Task objective.
Give the number of lines in the records below that include "enter". Reply with that number alone.

Supplied information.
__________
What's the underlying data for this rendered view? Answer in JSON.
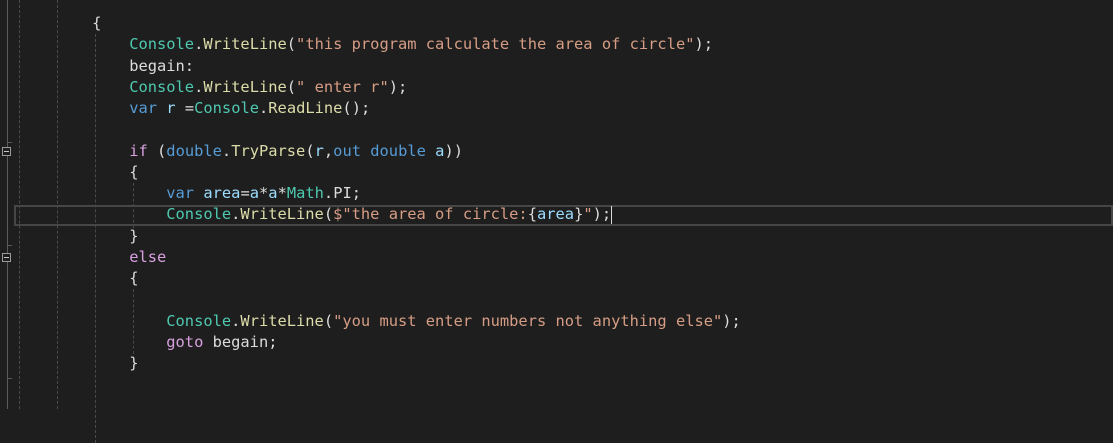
{
  "editor": {
    "current_line_index": 9,
    "lines": [
      [
        [
          "        {",
          "punct"
        ]
      ],
      [
        [
          "            ",
          "plain"
        ],
        [
          "Console",
          "class"
        ],
        [
          ".",
          "punct"
        ],
        [
          "WriteLine",
          "method"
        ],
        [
          "(",
          "punct"
        ],
        [
          "\"this program calculate the area of circle\"",
          "string"
        ],
        [
          ");",
          "punct"
        ]
      ],
      [
        [
          "            begain:",
          "plain"
        ]
      ],
      [
        [
          "            ",
          "plain"
        ],
        [
          "Console",
          "class"
        ],
        [
          ".",
          "punct"
        ],
        [
          "WriteLine",
          "method"
        ],
        [
          "(",
          "punct"
        ],
        [
          "\" enter r\"",
          "string"
        ],
        [
          ");",
          "punct"
        ]
      ],
      [
        [
          "            ",
          "plain"
        ],
        [
          "var",
          "kw"
        ],
        [
          " ",
          "plain"
        ],
        [
          "r",
          "var"
        ],
        [
          " =",
          "punct"
        ],
        [
          "Console",
          "class"
        ],
        [
          ".",
          "punct"
        ],
        [
          "ReadLine",
          "method"
        ],
        [
          "();",
          "punct"
        ]
      ],
      [],
      [
        [
          "            ",
          "plain"
        ],
        [
          "if",
          "ctrl"
        ],
        [
          " (",
          "punct"
        ],
        [
          "double",
          "kw"
        ],
        [
          ".",
          "punct"
        ],
        [
          "TryParse",
          "method"
        ],
        [
          "(",
          "punct"
        ],
        [
          "r",
          "var"
        ],
        [
          ",",
          "punct"
        ],
        [
          "out",
          "kw"
        ],
        [
          " ",
          "plain"
        ],
        [
          "double",
          "kw"
        ],
        [
          " ",
          "plain"
        ],
        [
          "a",
          "var"
        ],
        [
          "))",
          "punct"
        ]
      ],
      [
        [
          "            {",
          "punct"
        ]
      ],
      [
        [
          "                ",
          "plain"
        ],
        [
          "var",
          "kw"
        ],
        [
          " ",
          "plain"
        ],
        [
          "area",
          "var"
        ],
        [
          "=",
          "punct"
        ],
        [
          "a",
          "var"
        ],
        [
          "*",
          "punct"
        ],
        [
          "a",
          "var"
        ],
        [
          "*",
          "punct"
        ],
        [
          "Math",
          "class"
        ],
        [
          ".PI;",
          "punct"
        ]
      ],
      [
        [
          "                ",
          "plain"
        ],
        [
          "Console",
          "class"
        ],
        [
          ".",
          "punct"
        ],
        [
          "WriteLine",
          "method"
        ],
        [
          "(",
          "punct"
        ],
        [
          "$\"the area of circle:",
          "string"
        ],
        [
          "{",
          "punct"
        ],
        [
          "area",
          "var"
        ],
        [
          "}",
          "punct"
        ],
        [
          "\"",
          "string"
        ],
        [
          ");",
          "punct"
        ]
      ],
      [
        [
          "            }",
          "punct"
        ]
      ],
      [
        [
          "            ",
          "plain"
        ],
        [
          "else",
          "ctrl"
        ]
      ],
      [
        [
          "            {",
          "punct"
        ]
      ],
      [],
      [
        [
          "                ",
          "plain"
        ],
        [
          "Console",
          "class"
        ],
        [
          ".",
          "punct"
        ],
        [
          "WriteLine",
          "method"
        ],
        [
          "(",
          "punct"
        ],
        [
          "\"you must enter numbers not anything else\"",
          "string"
        ],
        [
          ");",
          "punct"
        ]
      ],
      [
        [
          "                ",
          "plain"
        ],
        [
          "goto",
          "ctrl"
        ],
        [
          " begain;",
          "plain"
        ]
      ],
      [
        [
          "            }",
          "punct"
        ]
      ]
    ]
  }
}
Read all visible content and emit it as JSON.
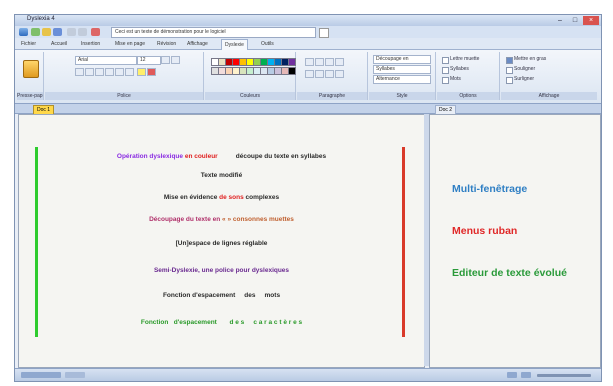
__________
Output for this task.
2